▶ **Exercise details**
Can you output the material exactly as written, minus any pictures it holds?

— START —

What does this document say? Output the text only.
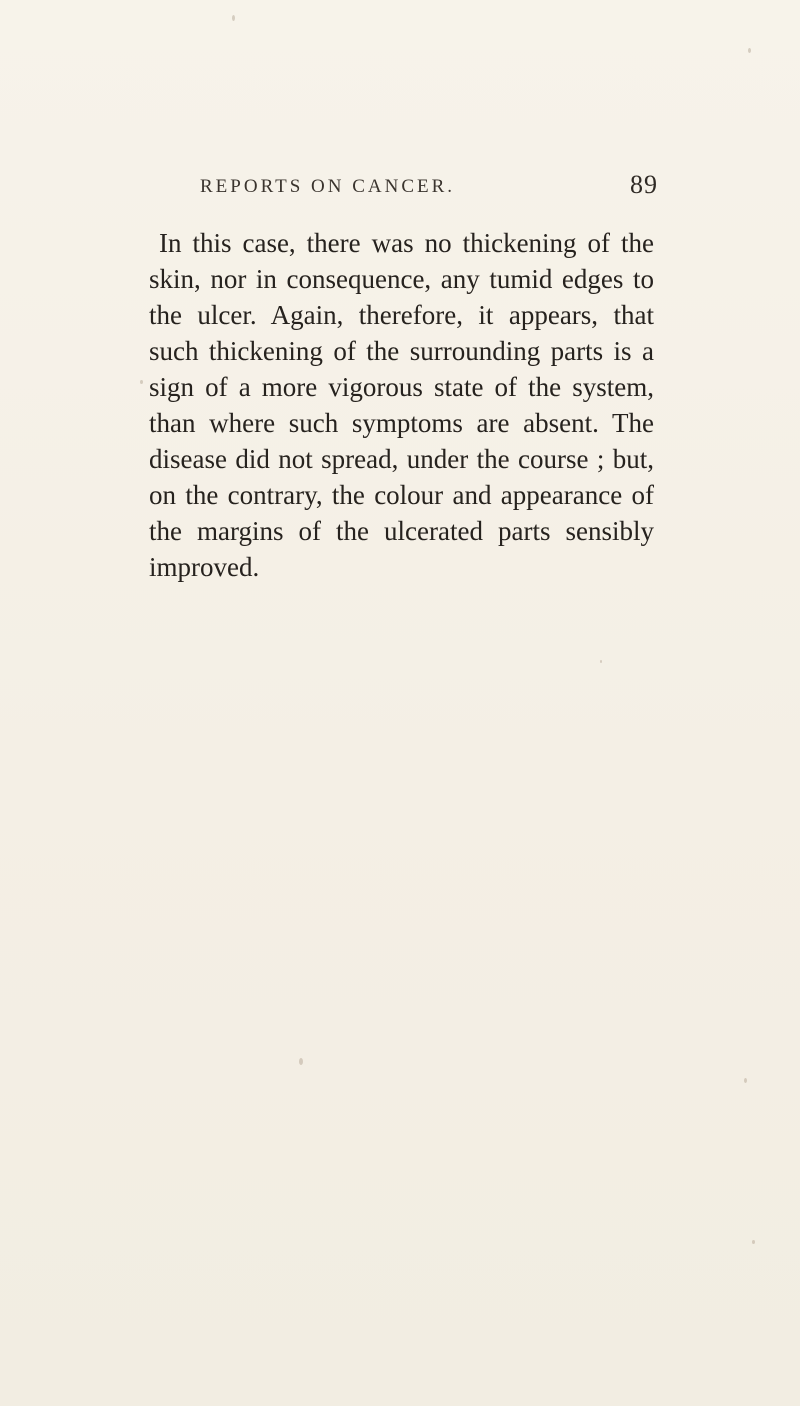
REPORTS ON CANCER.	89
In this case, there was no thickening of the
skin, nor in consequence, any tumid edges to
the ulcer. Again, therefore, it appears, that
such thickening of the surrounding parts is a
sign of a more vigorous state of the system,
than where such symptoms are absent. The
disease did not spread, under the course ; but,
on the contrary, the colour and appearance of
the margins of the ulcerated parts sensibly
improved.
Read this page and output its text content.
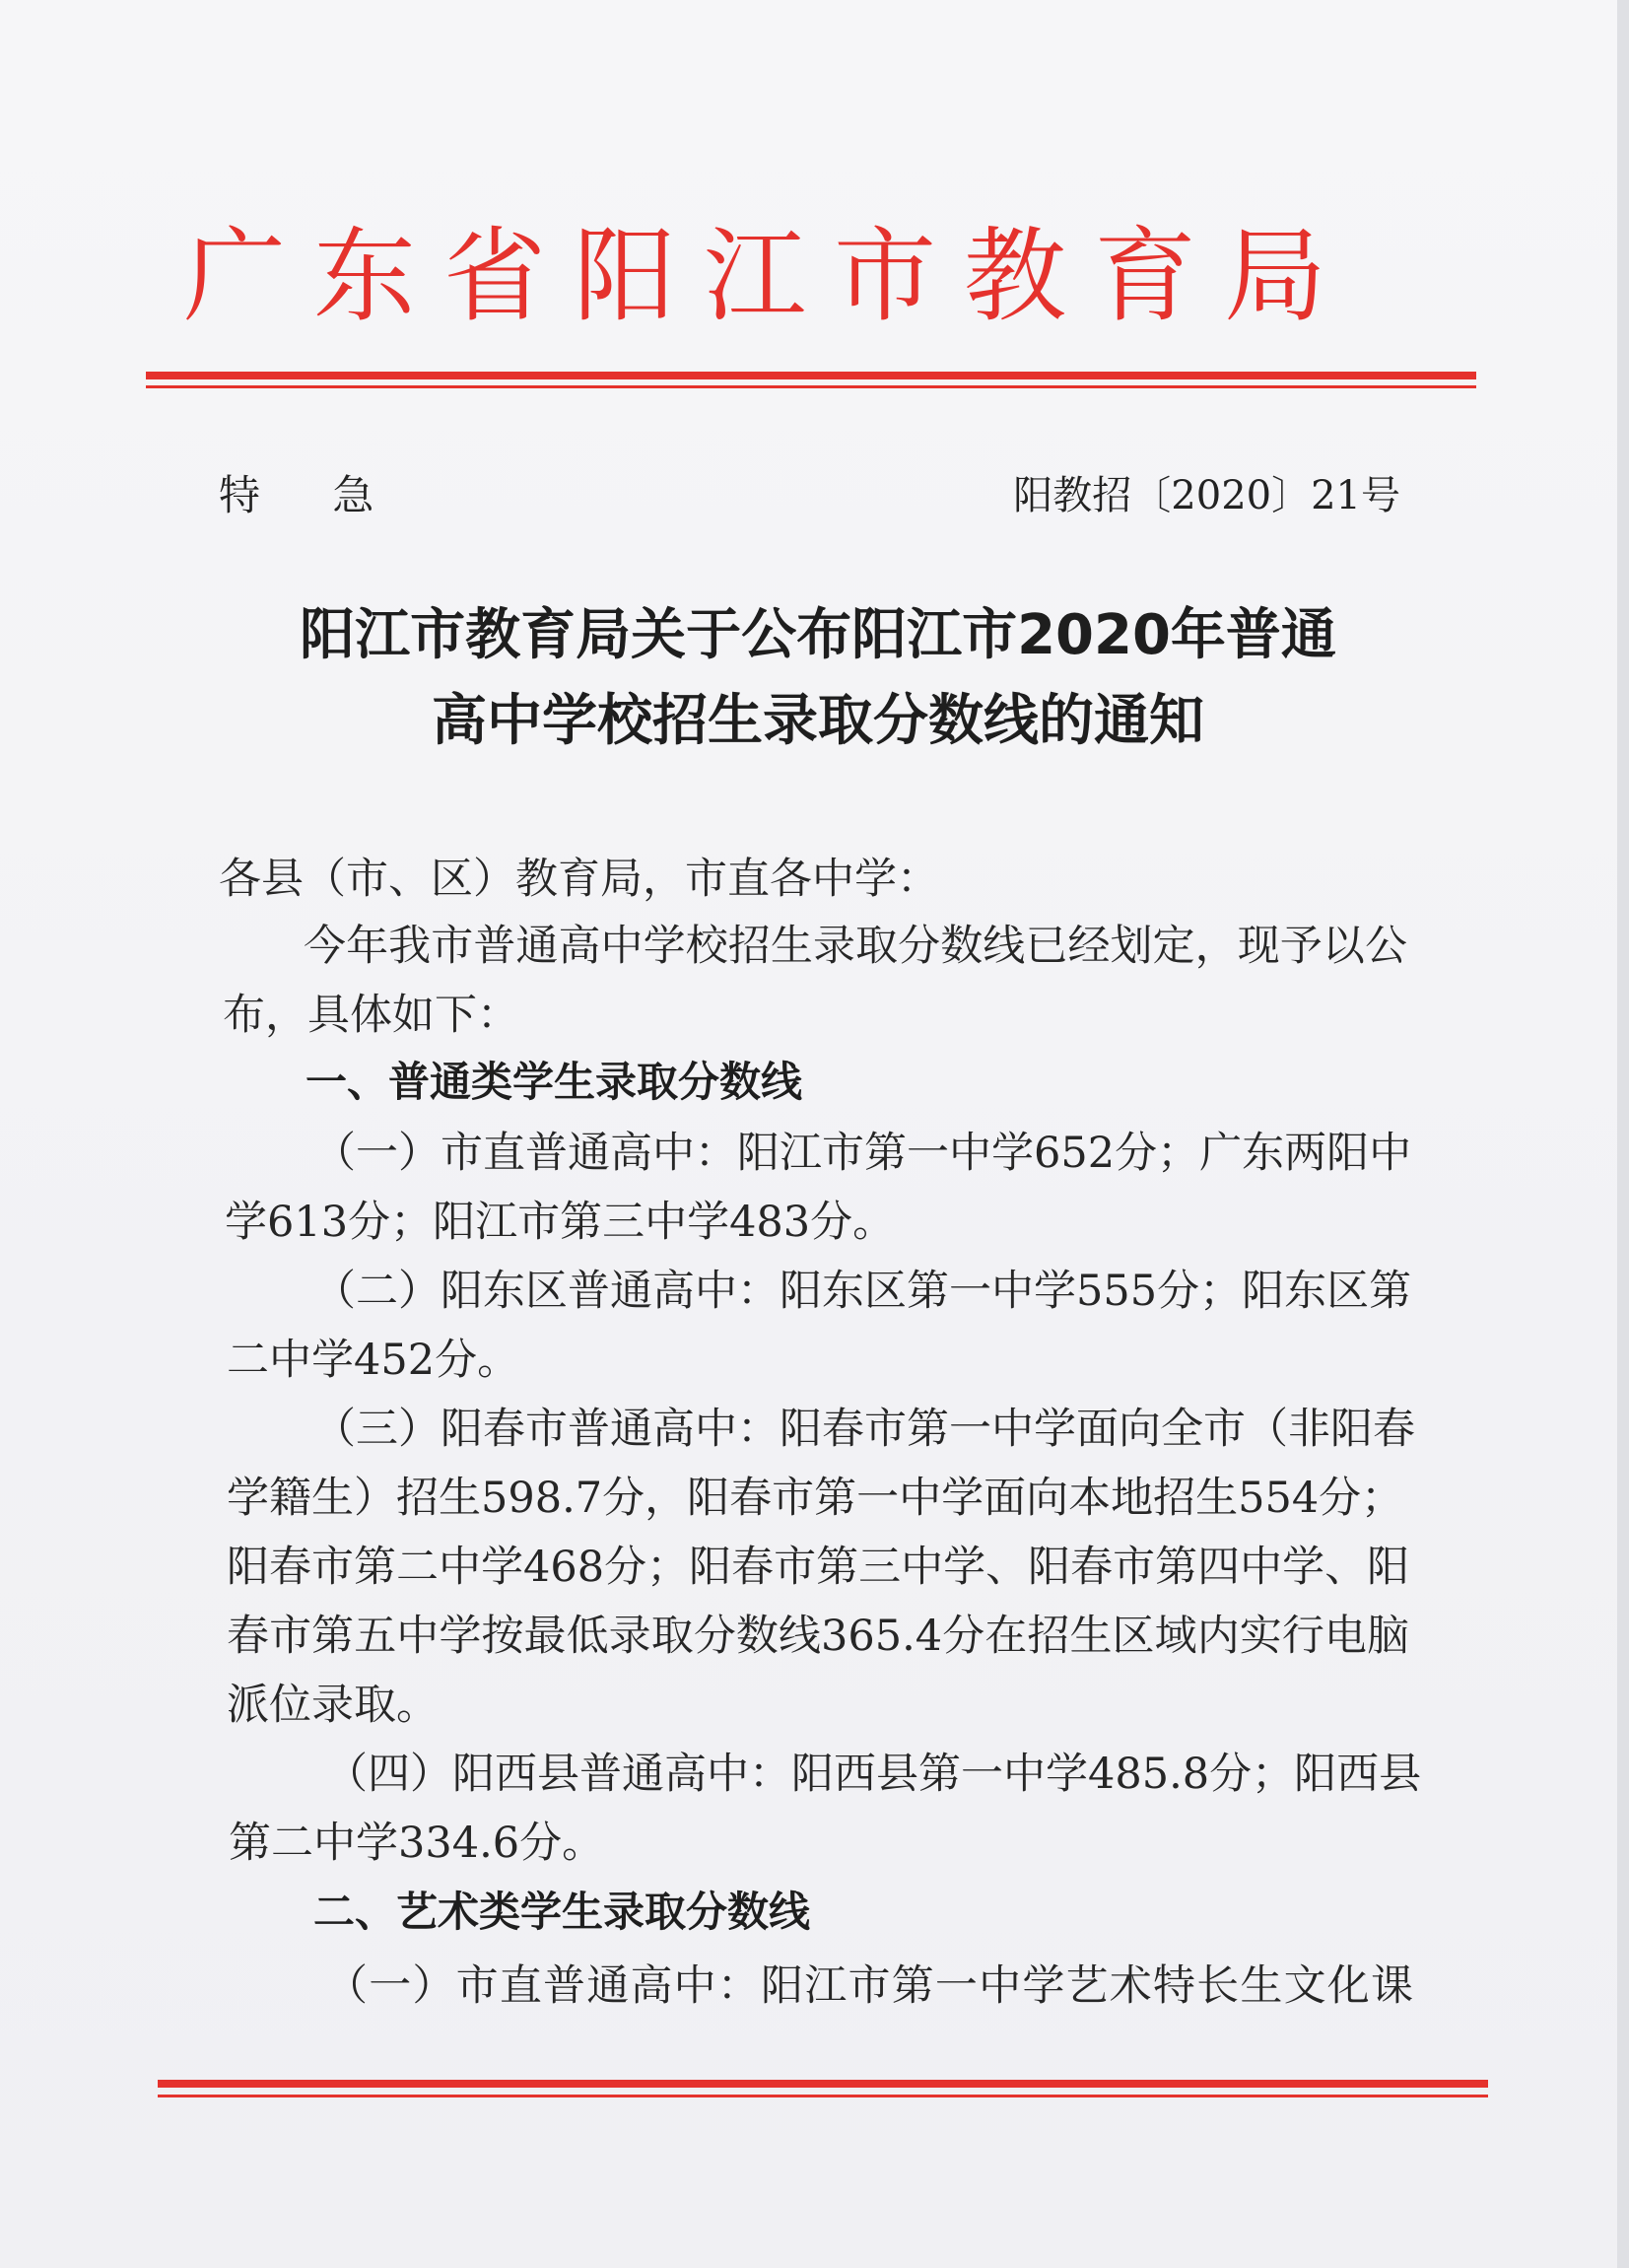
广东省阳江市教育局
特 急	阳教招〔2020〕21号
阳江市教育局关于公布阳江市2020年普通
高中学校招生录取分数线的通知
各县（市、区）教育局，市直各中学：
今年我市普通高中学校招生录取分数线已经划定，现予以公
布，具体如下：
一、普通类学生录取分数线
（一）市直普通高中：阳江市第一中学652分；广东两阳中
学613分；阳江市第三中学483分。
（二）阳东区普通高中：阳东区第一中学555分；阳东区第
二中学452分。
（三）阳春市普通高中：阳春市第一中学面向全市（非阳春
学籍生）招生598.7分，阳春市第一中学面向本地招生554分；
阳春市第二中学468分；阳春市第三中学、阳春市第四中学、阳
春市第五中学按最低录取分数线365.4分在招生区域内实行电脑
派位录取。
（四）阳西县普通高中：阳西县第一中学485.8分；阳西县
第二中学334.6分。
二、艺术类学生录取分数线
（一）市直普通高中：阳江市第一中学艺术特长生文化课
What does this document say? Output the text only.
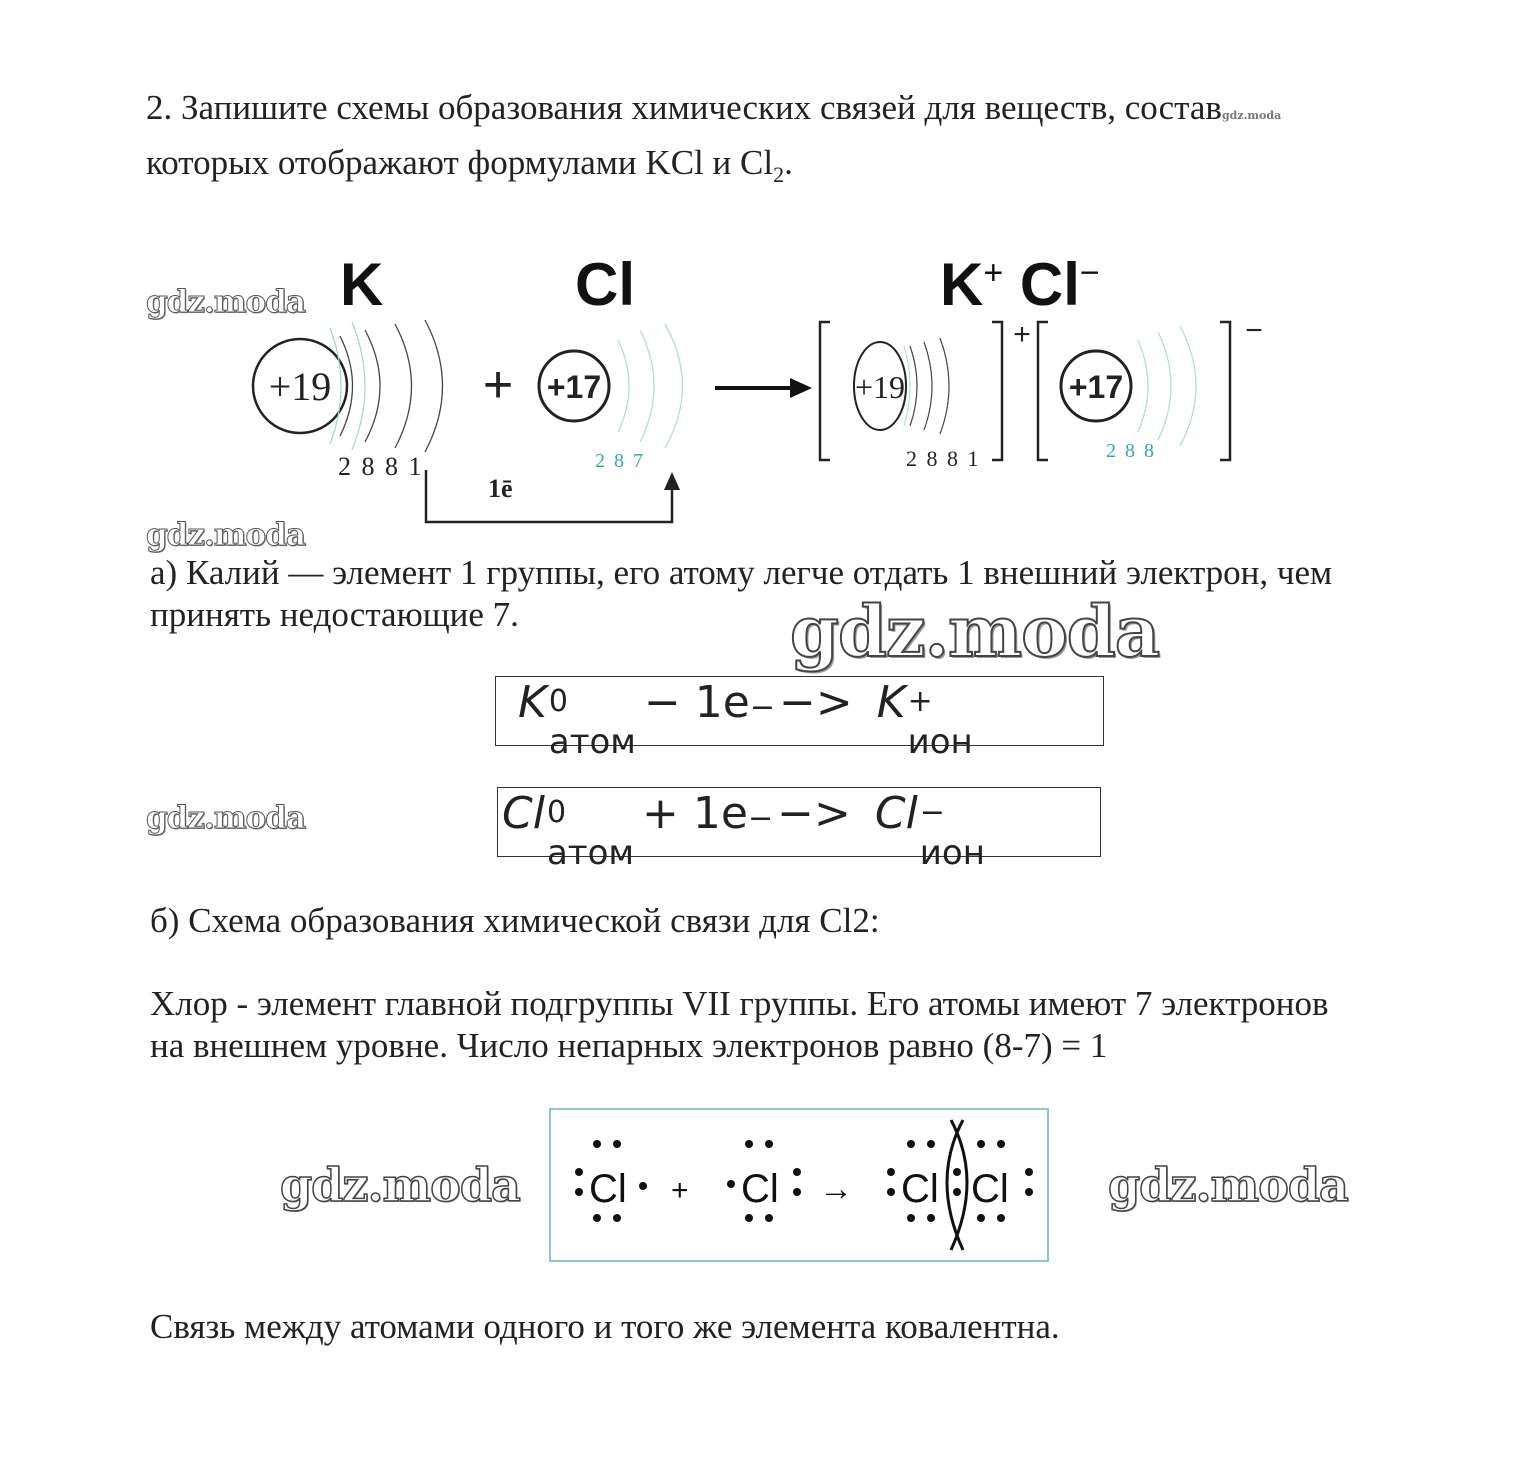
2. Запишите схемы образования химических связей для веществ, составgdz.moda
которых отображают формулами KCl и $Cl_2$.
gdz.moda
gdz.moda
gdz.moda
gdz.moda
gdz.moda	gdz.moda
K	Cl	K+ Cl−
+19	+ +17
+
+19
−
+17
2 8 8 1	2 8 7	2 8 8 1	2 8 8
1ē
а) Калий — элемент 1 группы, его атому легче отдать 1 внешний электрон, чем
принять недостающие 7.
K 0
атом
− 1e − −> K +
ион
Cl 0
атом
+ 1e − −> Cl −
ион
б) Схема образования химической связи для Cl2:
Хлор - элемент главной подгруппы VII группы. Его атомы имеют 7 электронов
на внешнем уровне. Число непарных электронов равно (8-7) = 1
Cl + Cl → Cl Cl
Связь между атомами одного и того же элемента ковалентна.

— END —

▶ **Completed exercise**
What does this document say? Output the text only.
REPORTS ON CANCER.	89
In this case, there was no thickening of the
skin, nor in consequence, any tumid edges to
the ulcer. Again, therefore, it appears, that
such thickening of the surrounding parts is a
sign of a more vigorous state of the system,
than where such symptoms are absent. The
disease did not spread, under the course ; but,
on the contrary, the colour and appearance of
the margins of the ulcerated parts sensibly
improved.
Read this page and output its text content.
广东省阳江市教育局
特 急	阳教招〔2020〕21号
阳江市教育局关于公布阳江市2020年普通
高中学校招生录取分数线的通知
各县（市、区）教育局，市直各中学：
今年我市普通高中学校招生录取分数线已经划定，现予以公
布，具体如下：
一、普通类学生录取分数线
（一）市直普通高中：阳江市第一中学652分；广东两阳中
学613分；阳江市第三中学483分。
（二）阳东区普通高中：阳东区第一中学555分；阳东区第
二中学452分。
（三）阳春市普通高中：阳春市第一中学面向全市（非阳春
学籍生）招生598.7分，阳春市第一中学面向本地招生554分；
阳春市第二中学468分；阳春市第三中学、阳春市第四中学、阳
春市第五中学按最低录取分数线365.4分在招生区域内实行电脑
派位录取。
（四）阳西县普通高中：阳西县第一中学485.8分；阳西县
第二中学334.6分。
二、艺术类学生录取分数线
（一）市直普通高中：阳江市第一中学艺术特长生文化课
What does this document say? Output the text only.
2. Запишите схемы образования химических связей для веществ, составgdz.moda
которых отображают формулами KCl и $Cl_2$.
gdz.moda
gdz.moda
gdz.moda
gdz.moda
gdz.moda	gdz.moda
K	Cl	K+ Cl−
+19	+ +17
+
+19
−
+17
2 8 8 1	2 8 7	2 8 8 1	2 8 8
1ē
а) Калий — элемент 1 группы, его атому легче отдать 1 внешний электрон, чем
принять недостающие 7.
K 0
атом
− 1e − −> K +
ион
Cl 0
атом
+ 1e − −> Cl −
ион
б) Схема образования химической связи для Cl2:
Хлор - элемент главной подгруппы VII группы. Его атомы имеют 7 электронов
на внешнем уровне. Число непарных электронов равно (8-7) = 1
Cl + Cl → Cl Cl
Связь между атомами одного и того же элемента ковалентна.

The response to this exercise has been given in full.